> Текст
Название: Человечность

Автор(ы): Эрих Мюзам

Темы: гуманизм этика

Комментарии: перевод с немецкого: ndejra

Источник: Kain. Zeitschrift fuer Menschlichkeit. Сохранено 22 июня 2013 года: liberadio.noblogs.org

Эрих Мюзам

Человечность

(Из «Kain. Zeitschrift fuer Menschlichkeit»)

 

Подзаголовок этого журнала послужил поводом для недопониманий, что стало мне понятно после многочисленных посещений и писем, которые я получил. Посему я считаю нужным, пока моё издание не получило не предвиденное мной прозвание благотворительной организации, объяснить читателям, что я понимаю под человечностью.

Тот факт, что внезапно стал издателем журнала, несмотря на честные сообщения публике о том, как выглядело финансовое положение предприятия при его основании, вероятно, вызвало у некоторых людей подозрения, что я капиталист. Некоторые из них связались со мной и хотели чем-нибудь поживиться, при этом они ссылались на то, что я как официальный глашатай человечности в первую очередь обязан к благотворительному исполнению этого лозунга.

Те, кто пришёл ко мне с такими взглядами и намерениями, заблуждались двояко: во-первых, они заблуждались в том, что считали меня состоятельным человеком, во-вторых же, в том, что считали, что иностранное слово «человечность» по-немецки произносится как «Charitas».

Чтобы с самого начала дать однозначное определение: человечность означает неиспорченное, естественное, взаимное отношение людей друг к другу; основанные на честном суждении и достойном понимании отношения; волю к справедливости и любви к ближнему и борьбу на возвышенном до духовности уровне.

Названием этого журнала я хотел выразить, что я принадлежу к не особо обеспеченным, которые не являются трусами, но самостоятельными, сильными и готовыми к бунту, которые хотят помочь создать условия для истинного человечества, т.к. таковых до сих пор нигде нет. С гуманностью в смысле снисхождения то человечество, которое я подразумеваю, не имеет ничего общего.

> Исходные записи
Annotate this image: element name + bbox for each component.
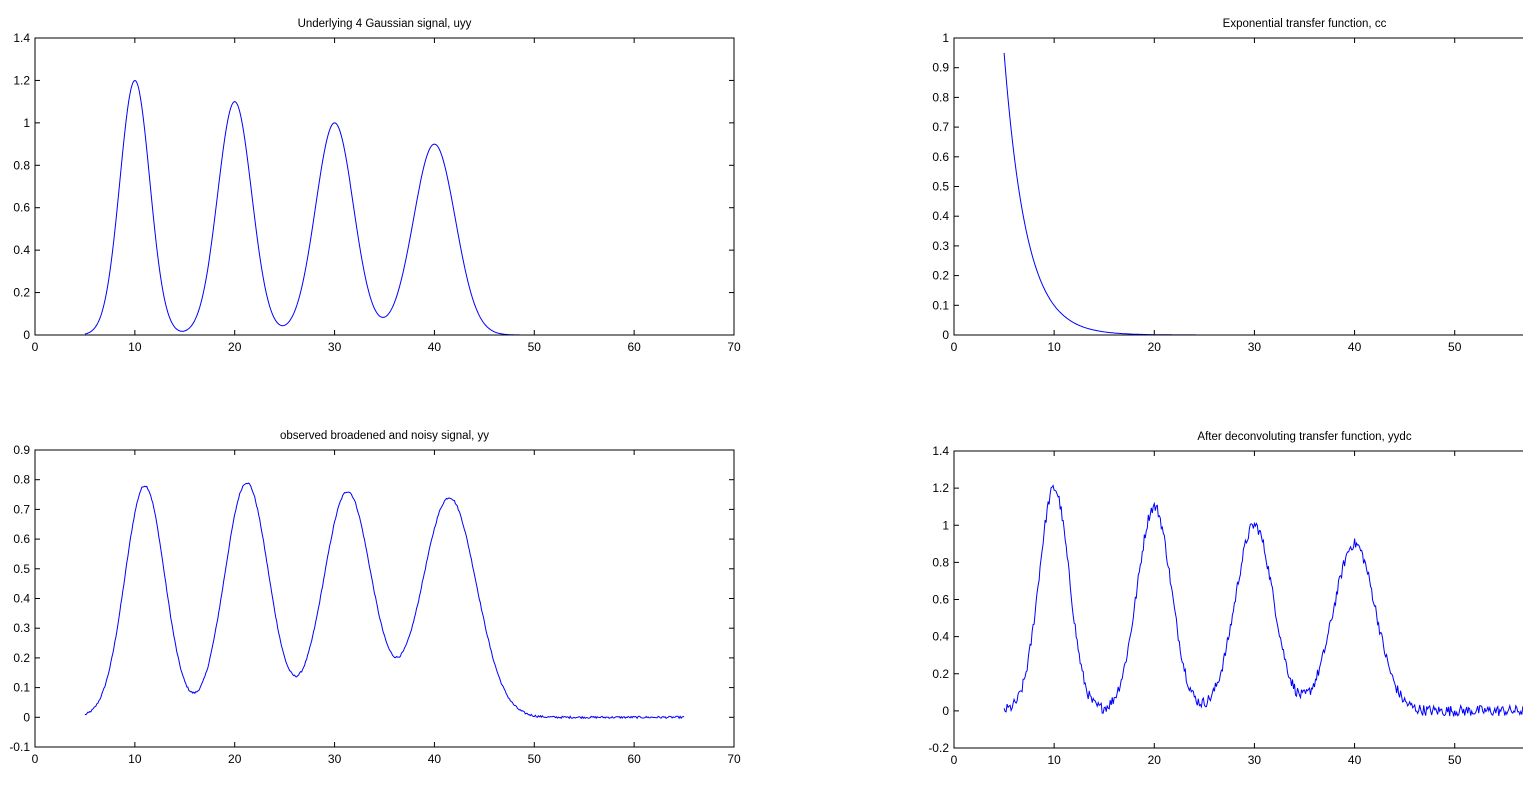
x-tick-label: 50	[1448, 340, 1462, 354]
x-tick-label: 30	[1248, 340, 1262, 354]
y-tick-label: 0.4	[932, 630, 949, 644]
axes-box	[953, 37, 1523, 336]
subplot-2: Exponential transfer function, cc0 10 20 30…	[932, 18, 1523, 354]
x-tick-label: 50	[528, 340, 542, 354]
y-tick-label: 0.3	[932, 239, 949, 253]
y-tick-label: 1.2	[13, 73, 30, 87]
y-tick-label: 0	[23, 710, 30, 724]
x-tick-label: 10	[128, 752, 142, 766]
y-tick-label: 0	[942, 328, 949, 342]
x-tick-label: 30	[328, 752, 342, 766]
y-tick-label: 1	[942, 518, 949, 532]
y-tick-label: 0.8	[13, 158, 30, 172]
y-tick-label: -0.2	[928, 741, 949, 755]
series-line	[1003, 484, 1523, 717]
x-tick-label: 40	[428, 752, 442, 766]
x-tick-label: 0	[32, 752, 39, 766]
y-tick-label: 0.3	[13, 621, 30, 635]
x-tick-label: 70	[727, 752, 741, 766]
y-tick-label: 0.1	[13, 681, 30, 695]
x-tick-label: 60	[627, 752, 641, 766]
y-tick-label: 1	[23, 116, 30, 130]
chart-title: observed broadened and noisy signal, yy	[280, 430, 489, 442]
y-tick-label: 0.7	[13, 502, 30, 516]
y-tick-label: 0.8	[932, 555, 949, 569]
y-tick-label: 0.9	[13, 443, 30, 457]
y-tick-label: 0.6	[932, 150, 949, 164]
chart-title: Exponential transfer function, cc	[1223, 18, 1387, 30]
y-tick-label: 0.2	[932, 667, 949, 681]
y-tick-label: 0.5	[13, 562, 30, 576]
x-tick-label: 30	[1248, 753, 1262, 767]
y-tick-label: 0.5	[932, 180, 949, 194]
y-tick-label: 0.4	[932, 209, 949, 223]
axes-box	[34, 37, 735, 336]
series-line	[84, 482, 685, 720]
y-tick-label: -0.1	[9, 740, 30, 754]
x-tick-label: 40	[428, 340, 442, 354]
y-tick-label: 0	[23, 328, 30, 342]
y-tick-label: 0.8	[932, 90, 949, 104]
y-tick-label: 0.6	[13, 532, 30, 546]
x-tick-label: 20	[228, 752, 242, 766]
y-tick-label: 1.4	[932, 444, 949, 458]
y-tick-label: 0.2	[13, 286, 30, 300]
x-tick-label: 50	[528, 752, 542, 766]
chart-title: Underlying 4 Gaussian signal, uyy	[298, 18, 472, 30]
y-tick-label: 1.2	[932, 481, 949, 495]
x-tick-label: 60	[627, 340, 641, 354]
x-tick-label: 20	[1148, 340, 1162, 354]
y-tick-label: 0.4	[13, 243, 30, 257]
y-tick-label: 0.4	[13, 592, 30, 606]
x-tick-label: 70	[727, 340, 741, 354]
chart-title: After deconvoluting transfer function, y…	[1197, 431, 1411, 443]
y-tick-label: 0.8	[13, 473, 30, 487]
x-tick-label: 30	[328, 340, 342, 354]
series-line	[84, 79, 655, 336]
y-tick-label: 1	[942, 31, 949, 45]
subplot-4: After deconvoluting transfer function, y…	[928, 431, 1523, 767]
x-tick-label: 40	[1348, 753, 1362, 767]
y-tick-label: 0.7	[932, 120, 949, 134]
x-tick-label: 10	[1047, 753, 1061, 767]
x-tick-label: 40	[1348, 340, 1362, 354]
x-tick-label: 10	[128, 340, 142, 354]
x-tick-label: 10	[1047, 340, 1061, 354]
x-tick-label: 0	[951, 753, 958, 767]
y-tick-label: 0.6	[932, 593, 949, 607]
x-tick-label: 50	[1448, 753, 1462, 767]
y-tick-label: 0.1	[932, 298, 949, 312]
series-line	[1003, 52, 1523, 336]
y-tick-label: 0.6	[13, 201, 30, 215]
y-tick-label: 0.2	[932, 269, 949, 283]
x-tick-label: 20	[1148, 753, 1162, 767]
x-tick-label: 0	[951, 340, 958, 354]
y-tick-label: 0.2	[13, 651, 30, 665]
x-tick-label: 20	[228, 340, 242, 354]
y-tick-label: 0	[942, 704, 949, 718]
x-tick-label: 0	[32, 340, 39, 354]
subplot-3: observed broadened and noisy signal, yy 0…	[9, 430, 741, 766]
axes-box	[953, 450, 1523, 749]
y-tick-label: 1.4	[13, 31, 30, 45]
y-tick-label: 0.9	[932, 61, 949, 75]
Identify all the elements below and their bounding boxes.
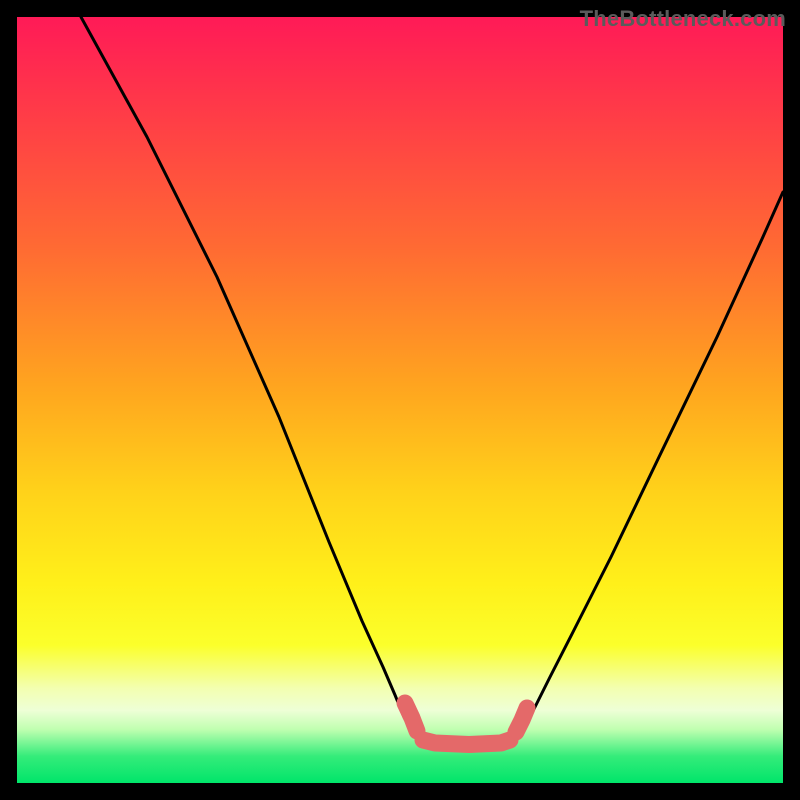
optimal-zone-marker-2 (516, 708, 527, 732)
plot-area (17, 17, 783, 783)
gradient-background (17, 17, 783, 783)
watermark-text: TheBottleneck.com (580, 6, 786, 32)
chart-svg (17, 17, 783, 783)
optimal-zone-marker-1 (423, 740, 510, 745)
optimal-zone-marker-0 (405, 703, 417, 731)
chart-frame: TheBottleneck.com (0, 0, 800, 800)
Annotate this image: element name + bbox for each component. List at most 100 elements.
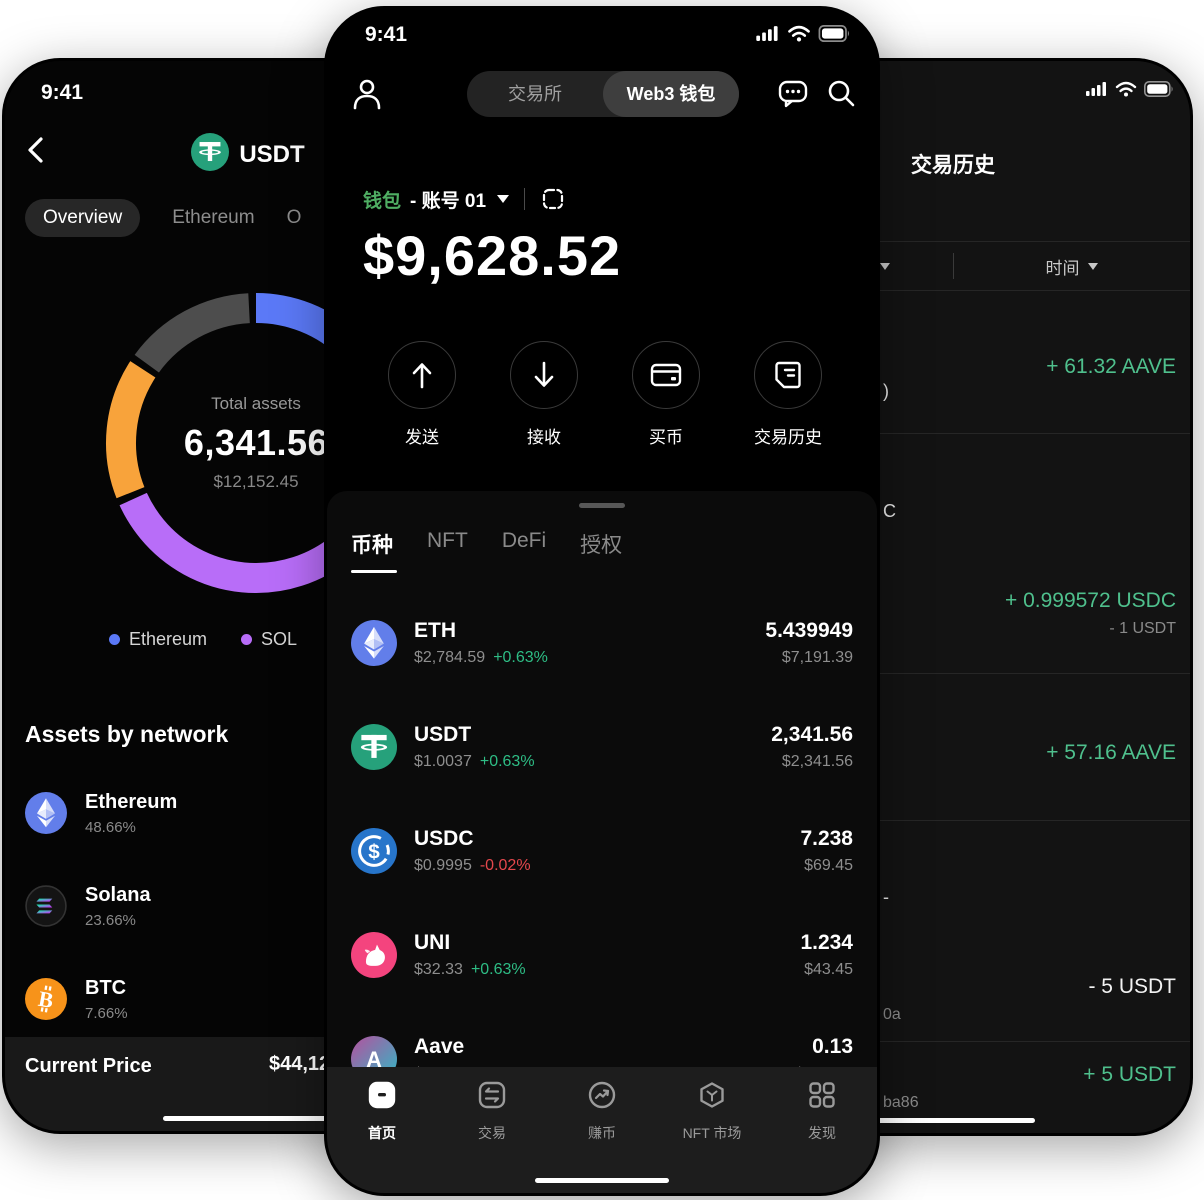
- token-symbol: Aave: [414, 1035, 465, 1058]
- token-change: +0.63%: [479, 753, 535, 770]
- tx-amount[interactable]: + 57.16 AAVE: [1046, 741, 1176, 764]
- legend-item-1: SOL: [241, 629, 297, 650]
- tx-amount[interactable]: + 5 USDT: [1083, 1063, 1176, 1086]
- svg-text:$: $: [368, 840, 380, 863]
- account-selector[interactable]: 钱包 - 账号 01: [363, 185, 566, 213]
- nav-item-home[interactable]: 首页: [332, 1081, 432, 1143]
- token-price: $32.33: [414, 961, 463, 978]
- token-symbol: USDC: [414, 827, 474, 850]
- token-symbol: USDT: [414, 723, 472, 746]
- time-filter-dropdown[interactable]: 时间: [953, 242, 1190, 290]
- network-name: Solana: [85, 883, 151, 906]
- legend-label: SOL: [261, 629, 298, 649]
- token-fiat-value: $2,341.56: [781, 753, 853, 770]
- profile-icon[interactable]: [351, 77, 383, 111]
- action-send[interactable]: 发送: [367, 341, 477, 448]
- row-divider: [716, 1041, 1190, 1042]
- token-row-uni[interactable]: UNI $32.33 +0.63% 1.234 $43.45: [327, 903, 877, 1007]
- tx-amount[interactable]: - 5 USDT: [1088, 975, 1176, 998]
- asset-tabs: 币种 NFT DeFi 授权: [351, 529, 622, 573]
- token-symbol: UNI: [414, 931, 451, 954]
- token-row-eth[interactable]: ETH $2,784.59 +0.63% 5.439949 $7,191.39: [327, 591, 877, 695]
- token-amount: 7.238: [800, 827, 853, 850]
- overview-tab-1[interactable]: Ethereum: [172, 207, 255, 228]
- action-receive[interactable]: 接收: [489, 341, 599, 448]
- time-filter-caret-icon: [1087, 262, 1098, 270]
- wifi-icon: [1115, 81, 1137, 97]
- account-caret-icon: [497, 195, 510, 203]
- network-list: Ethereum 48.66% Solana 23.66% B BTC 7.66…: [25, 787, 491, 1066]
- tx-text-fragment: -: [883, 887, 889, 907]
- network-row[interactable]: Solana 23.66%: [25, 880, 491, 932]
- token-fiat-value: $43.45: [804, 961, 853, 978]
- time-filter-label: 时间: [1045, 258, 1080, 278]
- nav-item-earn[interactable]: 赚币: [552, 1081, 652, 1143]
- nav-item-discover[interactable]: 发现: [772, 1081, 872, 1143]
- segment-web3-wallet[interactable]: Web3 钱包: [603, 71, 739, 117]
- nav-label: 首页: [368, 1125, 396, 1141]
- search-icon[interactable]: [825, 77, 857, 109]
- asset-tab-0[interactable]: 币种: [351, 529, 397, 573]
- left-filter-caret-icon[interactable]: [880, 263, 890, 270]
- donut-center-text: Total assets 6,341.56 $12,152.45: [96, 283, 416, 603]
- copy-address-icon[interactable]: [540, 185, 566, 213]
- segment-exchange[interactable]: 交易所: [508, 84, 562, 104]
- back-icon[interactable]: [23, 135, 49, 165]
- token-row-usdt[interactable]: USDT $1.0037 +0.63% 2,341.56 $2,341.56: [327, 695, 877, 799]
- transaction-list: + 61.32 AAVE ) C + 0.999572 USDC - 1 USD…: [716, 289, 1190, 1133]
- token-price: $0.9995: [414, 857, 472, 874]
- tx-amount[interactable]: + 61.32 AAVE: [1046, 355, 1176, 378]
- divider: [524, 188, 526, 210]
- tx-address-fragment: ba86: [883, 1094, 919, 1111]
- svg-text:A: A: [366, 1047, 382, 1072]
- signal-icon: [756, 26, 778, 41]
- action-icon: [632, 341, 700, 409]
- action-label: 买币: [649, 428, 683, 447]
- token-icon: [351, 932, 397, 978]
- action-icon: [754, 341, 822, 409]
- action-label: 接收: [527, 428, 561, 447]
- network-row[interactable]: B BTC 7.66%: [25, 973, 491, 1025]
- asset-tab-1[interactable]: NFT: [427, 529, 468, 552]
- token-symbol: ETH: [414, 619, 456, 642]
- asset-tab-2[interactable]: DeFi: [501, 529, 547, 552]
- token-change: +0.63%: [470, 961, 526, 978]
- action-label: 交易历史: [754, 428, 822, 447]
- wallet-label: 钱包: [363, 190, 402, 212]
- web3-wallet-screen: 9:41 交易所 Web3 钱包 钱包 - 账号 01 $9,628.52 发送 …: [327, 9, 877, 1193]
- tx-text-fragment: ): [883, 381, 889, 401]
- network-row[interactable]: Ethereum 48.66%: [25, 787, 491, 839]
- overview-tabs: Overview Ethereum O: [25, 199, 301, 237]
- wifi-icon: [788, 25, 810, 42]
- action-history[interactable]: 交易历史: [733, 341, 843, 448]
- action-buy[interactable]: 买币: [611, 341, 721, 448]
- token-fiat-value: $7,191.39: [781, 649, 853, 666]
- status-bar-time: 9:41: [41, 81, 84, 104]
- legend-dot: [241, 634, 252, 645]
- tx-sub-amount: - 1 USDT: [1109, 620, 1176, 637]
- nav-icon: [368, 1081, 396, 1114]
- nav-label: 交易: [478, 1125, 506, 1141]
- tx-address-fragment: 0a: [883, 1006, 901, 1023]
- battery-icon: [818, 25, 849, 42]
- token-row-usdc[interactable]: $ USDC $0.9995 -0.02% 7.238 $69.45: [327, 799, 877, 903]
- total-assets-value: 6,341.56: [183, 422, 329, 463]
- network-name: Ethereum: [85, 790, 178, 813]
- sheet-drag-handle[interactable]: [579, 503, 625, 508]
- overview-tab-2[interactable]: O: [286, 207, 302, 228]
- nav-item-nft-market[interactable]: NFT 市场: [662, 1081, 762, 1143]
- asset-tab-3[interactable]: 授权: [580, 534, 623, 557]
- status-bar-time: 9:41: [365, 23, 408, 46]
- nav-icon: [808, 1081, 836, 1114]
- home-indicator: [163, 1116, 339, 1121]
- action-icon: [388, 341, 456, 409]
- overview-tab-0[interactable]: Overview: [25, 199, 141, 237]
- status-icons: [756, 25, 851, 42]
- tx-text-fragment: C: [883, 501, 896, 521]
- tx-amount[interactable]: + 0.999572 USDC: [1004, 589, 1176, 612]
- usdt-icon: [191, 133, 230, 176]
- token-amount: 5.439949: [765, 619, 853, 642]
- nav-label: 赚币: [588, 1125, 616, 1141]
- nav-item-trade[interactable]: 交易: [442, 1081, 542, 1143]
- chat-icon[interactable]: [777, 77, 809, 109]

> Задания
1. Выпишите из записей без изменений строки между строкой с "- token-symbol: Aave: [414, 1035, 465, 1058]" и строкой с "- nav-item-home[interactable]: 首页: [332, 1081, 432, 1143]", включая обе эти строки.
2. Продолжите текст о человечности, начав сразу после его последнего предложения.

> Итоговые ответы
1.
- token-symbol: Aave: [414, 1035, 465, 1058]
- token-change: +0.63%: [479, 753, 535, 770]
- tx-amount[interactable]: + 57.16 AAVE: [1046, 741, 1176, 764]
- legend-item-1: SOL: [241, 629, 297, 650]
- tx-amount[interactable]: + 5 USDT: [1083, 1063, 1176, 1086]
- svg-text:$: $: [368, 840, 380, 863]
- account-selector[interactable]: 钱包 - 账号 01: [363, 185, 566, 213]
- nav-item-home[interactable]: 首页: [332, 1081, 432, 1143]

2.
Тот факт, что гуманность и человечность в повседневной речи и в латинском и французском языках являются синонимами, мне знаком. Но мне известно и то, что римляне использовали слово «humanitas», в основном, для того, чтобы обозначить более мягкое отношение к рабам, чем обычно. Далее, я заметил, что немецкий язык предпочитает употреблять иностранные выражения особенно там, где происходит обесценивание и уничижение немецкого выражения. Никто не станет отрицать, что, к примеру, куда вежливее говорить о лице дамы, чем о её физиономии. Кто с уважением относится к своей любовнице, едва будет рад слышать как её называют куртизанкой. Обладатель новой шляпы или зонта едва ли будет рад, если его замечательные вещи унизят до «шапо» и «параплю», а рыцарь является куда более мужественным человеком, чем кавалер, которого можно представить не иначе как в смокинге.

Вот именно так гуманность является размытым, коррумпированным, неодушевлённым подвидом человечности, и то, что это слово редко используется иначе, чем для обозначения гуманности, только доказывает то, что всякая истинная человечность потерялась в политике и предпринимательстве.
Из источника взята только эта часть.